* _Aim of the exercise_:
Pictures do not belong in the copy, so please give every entry below again exactly.

▼

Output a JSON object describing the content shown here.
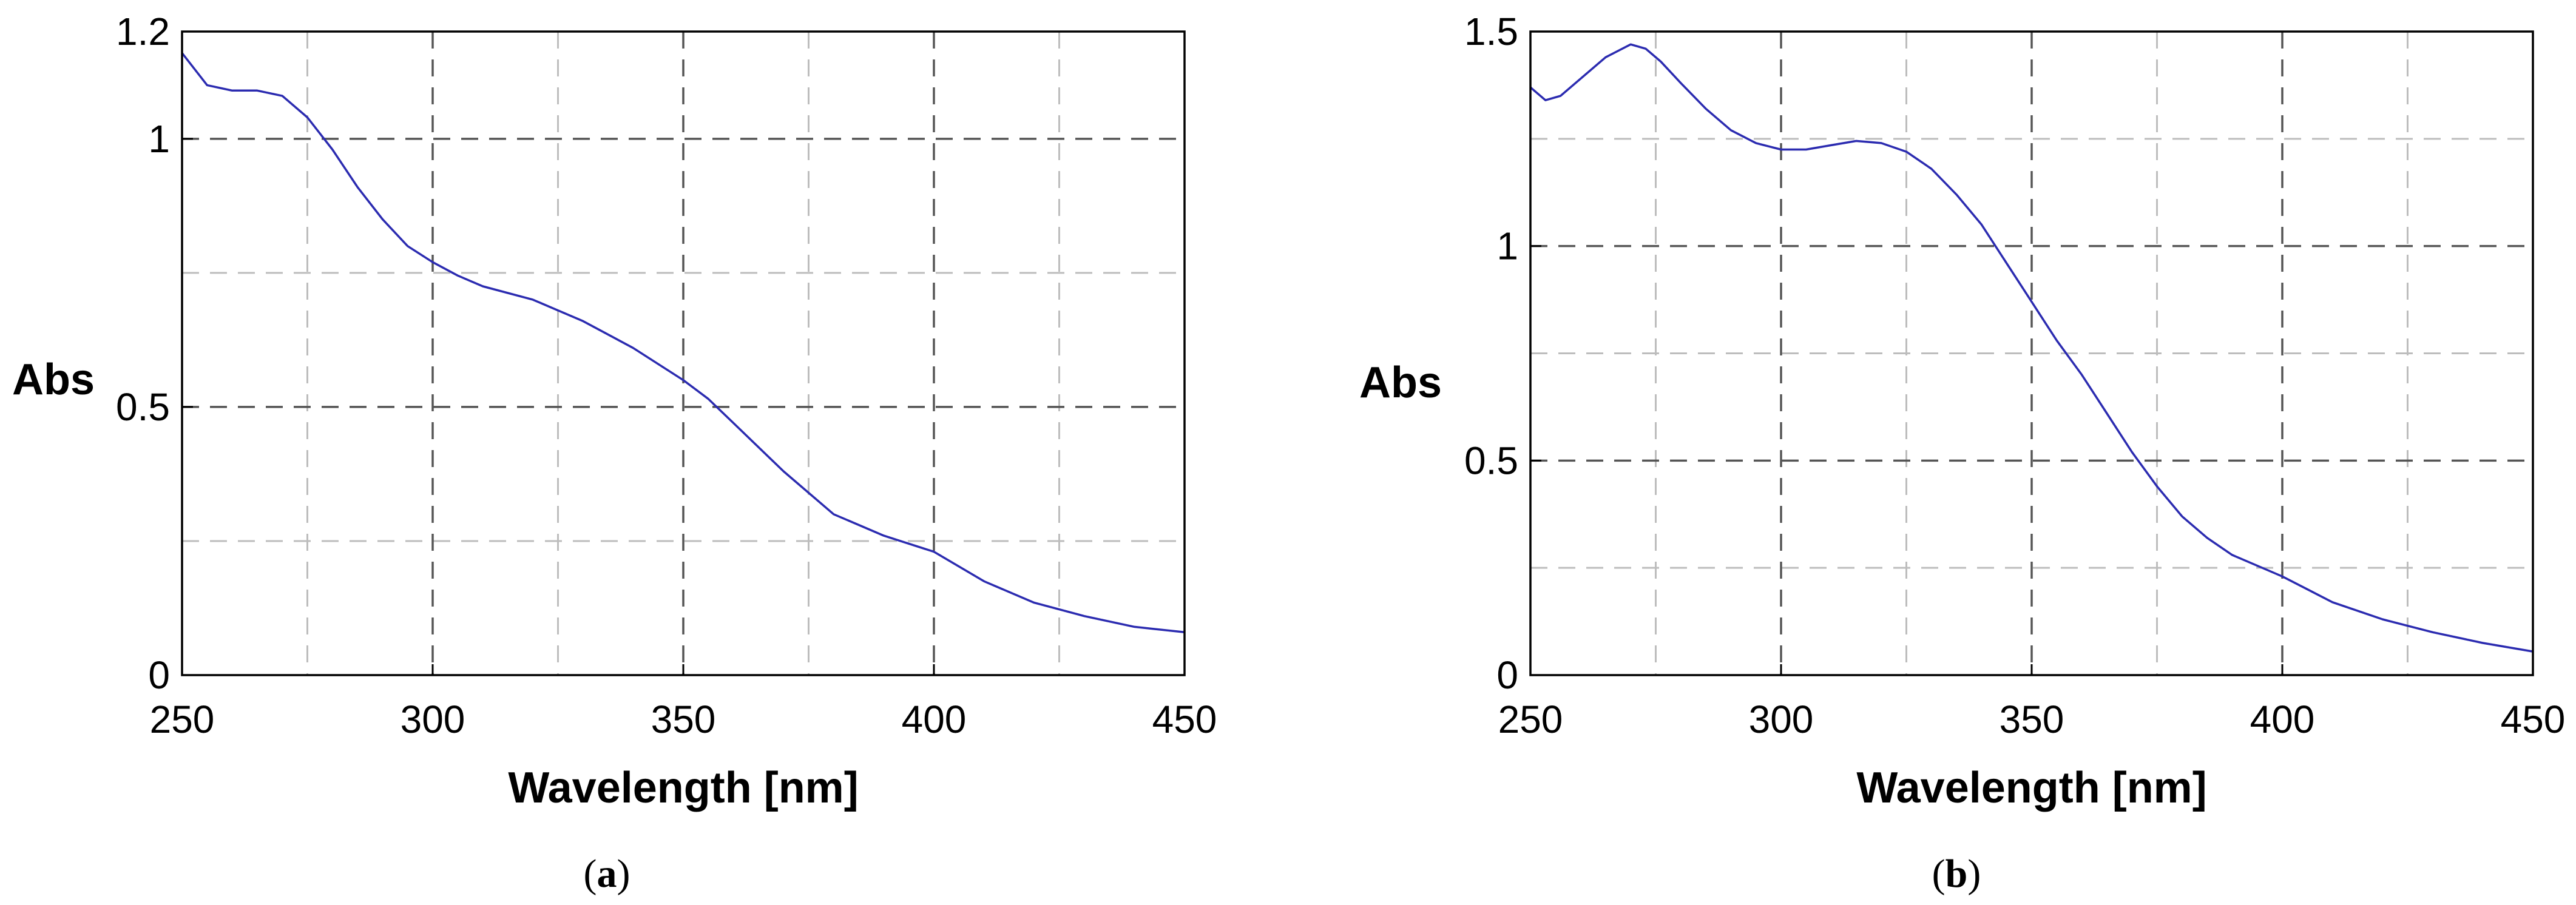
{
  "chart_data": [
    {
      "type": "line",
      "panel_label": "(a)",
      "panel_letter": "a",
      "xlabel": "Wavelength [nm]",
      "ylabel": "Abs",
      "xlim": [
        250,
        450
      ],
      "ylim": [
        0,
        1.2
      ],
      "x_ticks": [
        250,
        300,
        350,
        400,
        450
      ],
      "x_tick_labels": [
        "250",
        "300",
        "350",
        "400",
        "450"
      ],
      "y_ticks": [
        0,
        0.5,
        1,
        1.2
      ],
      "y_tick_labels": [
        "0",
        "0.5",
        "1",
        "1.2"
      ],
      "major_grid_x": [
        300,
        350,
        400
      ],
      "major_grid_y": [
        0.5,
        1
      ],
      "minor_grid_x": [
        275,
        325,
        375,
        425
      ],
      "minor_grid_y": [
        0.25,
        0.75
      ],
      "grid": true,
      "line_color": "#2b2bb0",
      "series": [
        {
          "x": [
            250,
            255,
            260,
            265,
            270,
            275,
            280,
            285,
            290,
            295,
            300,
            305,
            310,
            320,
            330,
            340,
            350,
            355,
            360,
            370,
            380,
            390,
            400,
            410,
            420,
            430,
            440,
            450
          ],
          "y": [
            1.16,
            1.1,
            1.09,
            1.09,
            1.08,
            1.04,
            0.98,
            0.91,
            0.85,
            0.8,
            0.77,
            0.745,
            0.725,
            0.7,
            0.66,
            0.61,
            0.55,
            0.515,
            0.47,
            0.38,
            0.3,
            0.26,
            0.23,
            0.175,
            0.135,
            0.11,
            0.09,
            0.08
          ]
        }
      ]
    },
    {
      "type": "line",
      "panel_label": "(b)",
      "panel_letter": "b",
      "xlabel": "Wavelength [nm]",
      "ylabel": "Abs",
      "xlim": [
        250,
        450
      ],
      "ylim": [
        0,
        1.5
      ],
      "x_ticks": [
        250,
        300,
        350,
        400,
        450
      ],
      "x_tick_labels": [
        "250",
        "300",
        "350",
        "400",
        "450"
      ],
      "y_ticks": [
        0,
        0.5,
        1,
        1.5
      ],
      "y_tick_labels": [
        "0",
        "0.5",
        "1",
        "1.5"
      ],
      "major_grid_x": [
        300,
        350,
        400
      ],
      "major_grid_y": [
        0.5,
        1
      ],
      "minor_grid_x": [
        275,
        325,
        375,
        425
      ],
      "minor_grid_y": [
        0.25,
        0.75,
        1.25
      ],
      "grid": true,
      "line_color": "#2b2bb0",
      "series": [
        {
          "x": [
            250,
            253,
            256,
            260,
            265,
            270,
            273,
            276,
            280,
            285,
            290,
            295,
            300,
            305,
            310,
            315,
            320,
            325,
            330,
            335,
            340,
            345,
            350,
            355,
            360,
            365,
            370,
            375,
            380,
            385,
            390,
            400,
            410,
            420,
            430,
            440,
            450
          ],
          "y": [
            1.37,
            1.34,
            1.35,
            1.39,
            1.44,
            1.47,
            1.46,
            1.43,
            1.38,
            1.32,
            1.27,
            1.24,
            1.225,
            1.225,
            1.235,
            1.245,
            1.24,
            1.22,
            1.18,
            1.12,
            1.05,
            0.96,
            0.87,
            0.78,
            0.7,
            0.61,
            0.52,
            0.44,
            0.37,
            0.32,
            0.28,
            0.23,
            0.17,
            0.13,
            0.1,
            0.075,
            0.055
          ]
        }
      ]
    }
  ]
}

▲

* _Exercise solution_:
Output a JSON object describing the content shown here.
{
  "chart_data": [
    {
      "type": "line",
      "panel_label": "(a)",
      "panel_letter": "a",
      "xlabel": "Wavelength [nm]",
      "ylabel": "Abs",
      "xlim": [
        250,
        450
      ],
      "ylim": [
        0,
        1.2
      ],
      "x_ticks": [
        250,
        300,
        350,
        400,
        450
      ],
      "x_tick_labels": [
        "250",
        "300",
        "350",
        "400",
        "450"
      ],
      "y_ticks": [
        0,
        0.5,
        1,
        1.2
      ],
      "y_tick_labels": [
        "0",
        "0.5",
        "1",
        "1.2"
      ],
      "major_grid_x": [
        300,
        350,
        400
      ],
      "major_grid_y": [
        0.5,
        1
      ],
      "minor_grid_x": [
        275,
        325,
        375,
        425
      ],
      "minor_grid_y": [
        0.25,
        0.75
      ],
      "grid": true,
      "line_color": "#2b2bb0",
      "series": [
        {
          "x": [
            250,
            255,
            260,
            265,
            270,
            275,
            280,
            285,
            290,
            295,
            300,
            305,
            310,
            320,
            330,
            340,
            350,
            355,
            360,
            370,
            380,
            390,
            400,
            410,
            420,
            430,
            440,
            450
          ],
          "y": [
            1.16,
            1.1,
            1.09,
            1.09,
            1.08,
            1.04,
            0.98,
            0.91,
            0.85,
            0.8,
            0.77,
            0.745,
            0.725,
            0.7,
            0.66,
            0.61,
            0.55,
            0.515,
            0.47,
            0.38,
            0.3,
            0.26,
            0.23,
            0.175,
            0.135,
            0.11,
            0.09,
            0.08
          ]
        }
      ]
    },
    {
      "type": "line",
      "panel_label": "(b)",
      "panel_letter": "b",
      "xlabel": "Wavelength [nm]",
      "ylabel": "Abs",
      "xlim": [
        250,
        450
      ],
      "ylim": [
        0,
        1.5
      ],
      "x_ticks": [
        250,
        300,
        350,
        400,
        450
      ],
      "x_tick_labels": [
        "250",
        "300",
        "350",
        "400",
        "450"
      ],
      "y_ticks": [
        0,
        0.5,
        1,
        1.5
      ],
      "y_tick_labels": [
        "0",
        "0.5",
        "1",
        "1.5"
      ],
      "major_grid_x": [
        300,
        350,
        400
      ],
      "major_grid_y": [
        0.5,
        1
      ],
      "minor_grid_x": [
        275,
        325,
        375,
        425
      ],
      "minor_grid_y": [
        0.25,
        0.75,
        1.25
      ],
      "grid": true,
      "line_color": "#2b2bb0",
      "series": [
        {
          "x": [
            250,
            253,
            256,
            260,
            265,
            270,
            273,
            276,
            280,
            285,
            290,
            295,
            300,
            305,
            310,
            315,
            320,
            325,
            330,
            335,
            340,
            345,
            350,
            355,
            360,
            365,
            370,
            375,
            380,
            385,
            390,
            400,
            410,
            420,
            430,
            440,
            450
          ],
          "y": [
            1.37,
            1.34,
            1.35,
            1.39,
            1.44,
            1.47,
            1.46,
            1.43,
            1.38,
            1.32,
            1.27,
            1.24,
            1.225,
            1.225,
            1.235,
            1.245,
            1.24,
            1.22,
            1.18,
            1.12,
            1.05,
            0.96,
            0.87,
            0.78,
            0.7,
            0.61,
            0.52,
            0.44,
            0.37,
            0.32,
            0.28,
            0.23,
            0.17,
            0.13,
            0.1,
            0.075,
            0.055
          ]
        }
      ]
    }
  ]
}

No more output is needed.